### RECORDS FOR THE TASK
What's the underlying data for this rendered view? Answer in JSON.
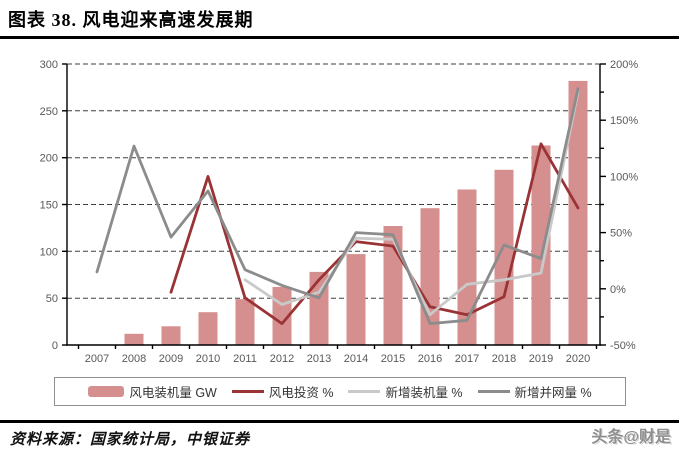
{
  "header": {
    "title": "图表 38. 风电迎来高速发展期"
  },
  "footer": {
    "source": "资料来源：国家统计局，中银证券",
    "watermark": "头条@财是"
  },
  "colors": {
    "bar": "#D68F8F",
    "investment_line": "#9A3335",
    "new_installed_line": "#C9C9C9",
    "new_grid_line": "#8C8C8C",
    "axis_text": "#595959",
    "grid_line": "#3F3F3F"
  },
  "chart_data": {
    "type": "bar+line",
    "title": "",
    "categories": [
      "2007",
      "2008",
      "2009",
      "2010",
      "2011",
      "2012",
      "2013",
      "2014",
      "2015",
      "2016",
      "2017",
      "2018",
      "2019",
      "2020"
    ],
    "left_axis": {
      "min": 0,
      "max": 300,
      "step": 50,
      "tick_labels": [
        "0",
        "50",
        "100",
        "150",
        "200",
        "250",
        "300"
      ]
    },
    "right_axis": {
      "min": -50,
      "max": 200,
      "step": 50,
      "minor_step": 25,
      "suffix": "%",
      "tick_labels": [
        "-50%",
        "0%",
        "50%",
        "100%",
        "150%",
        "200%"
      ]
    },
    "grid": "horizontal-dashed",
    "legend_position": "bottom",
    "series": [
      {
        "id": "installed-capacity",
        "name": "风电装机量 GW",
        "type": "bar",
        "axis": "left",
        "color": "#D68F8F",
        "values": [
          null,
          12,
          20,
          35,
          49,
          62,
          78,
          97,
          127,
          146,
          166,
          187,
          213,
          282
        ]
      },
      {
        "id": "investment-growth",
        "name": "风电投资 %",
        "type": "line",
        "axis": "right",
        "color": "#9A3335",
        "values": [
          null,
          null,
          -3,
          100,
          -8,
          -31,
          8,
          42,
          38,
          -16,
          -23,
          -7,
          129,
          72
        ]
      },
      {
        "id": "new-installed-growth",
        "name": "新增装机量 %",
        "type": "line",
        "axis": "right",
        "color": "#C9C9C9",
        "values": [
          null,
          null,
          null,
          null,
          8,
          -14,
          -3,
          45,
          44,
          -23,
          4,
          8,
          14,
          175
        ]
      },
      {
        "id": "new-grid-connected-growth",
        "name": "新增并网量 %",
        "type": "line",
        "axis": "right",
        "color": "#8C8C8C",
        "values": [
          15,
          127,
          46,
          87,
          17,
          3,
          -8,
          50,
          48,
          -31,
          -28,
          39,
          27,
          178
        ]
      }
    ]
  }
}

### WHAT THE TASK REQUIRES
Quote the data above in full, leaving out the pictures it holds.

### ANSWER
What's the underlying data for this rendered view? Answer in JSON.
{
  "header": {
    "title": "图表 38. 风电迎来高速发展期"
  },
  "footer": {
    "source": "资料来源：国家统计局，中银证券",
    "watermark": "头条@财是"
  },
  "colors": {
    "bar": "#D68F8F",
    "investment_line": "#9A3335",
    "new_installed_line": "#C9C9C9",
    "new_grid_line": "#8C8C8C",
    "axis_text": "#595959",
    "grid_line": "#3F3F3F"
  },
  "chart_data": {
    "type": "bar+line",
    "title": "",
    "categories": [
      "2007",
      "2008",
      "2009",
      "2010",
      "2011",
      "2012",
      "2013",
      "2014",
      "2015",
      "2016",
      "2017",
      "2018",
      "2019",
      "2020"
    ],
    "left_axis": {
      "min": 0,
      "max": 300,
      "step": 50,
      "tick_labels": [
        "0",
        "50",
        "100",
        "150",
        "200",
        "250",
        "300"
      ]
    },
    "right_axis": {
      "min": -50,
      "max": 200,
      "step": 50,
      "minor_step": 25,
      "suffix": "%",
      "tick_labels": [
        "-50%",
        "0%",
        "50%",
        "100%",
        "150%",
        "200%"
      ]
    },
    "grid": "horizontal-dashed",
    "legend_position": "bottom",
    "series": [
      {
        "id": "installed-capacity",
        "name": "风电装机量 GW",
        "type": "bar",
        "axis": "left",
        "color": "#D68F8F",
        "values": [
          null,
          12,
          20,
          35,
          49,
          62,
          78,
          97,
          127,
          146,
          166,
          187,
          213,
          282
        ]
      },
      {
        "id": "investment-growth",
        "name": "风电投资 %",
        "type": "line",
        "axis": "right",
        "color": "#9A3335",
        "values": [
          null,
          null,
          -3,
          100,
          -8,
          -31,
          8,
          42,
          38,
          -16,
          -23,
          -7,
          129,
          72
        ]
      },
      {
        "id": "new-installed-growth",
        "name": "新增装机量 %",
        "type": "line",
        "axis": "right",
        "color": "#C9C9C9",
        "values": [
          null,
          null,
          null,
          null,
          8,
          -14,
          -3,
          45,
          44,
          -23,
          4,
          8,
          14,
          175
        ]
      },
      {
        "id": "new-grid-connected-growth",
        "name": "新增并网量 %",
        "type": "line",
        "axis": "right",
        "color": "#8C8C8C",
        "values": [
          15,
          127,
          46,
          87,
          17,
          3,
          -8,
          50,
          48,
          -31,
          -28,
          39,
          27,
          178
        ]
      }
    ]
  }
}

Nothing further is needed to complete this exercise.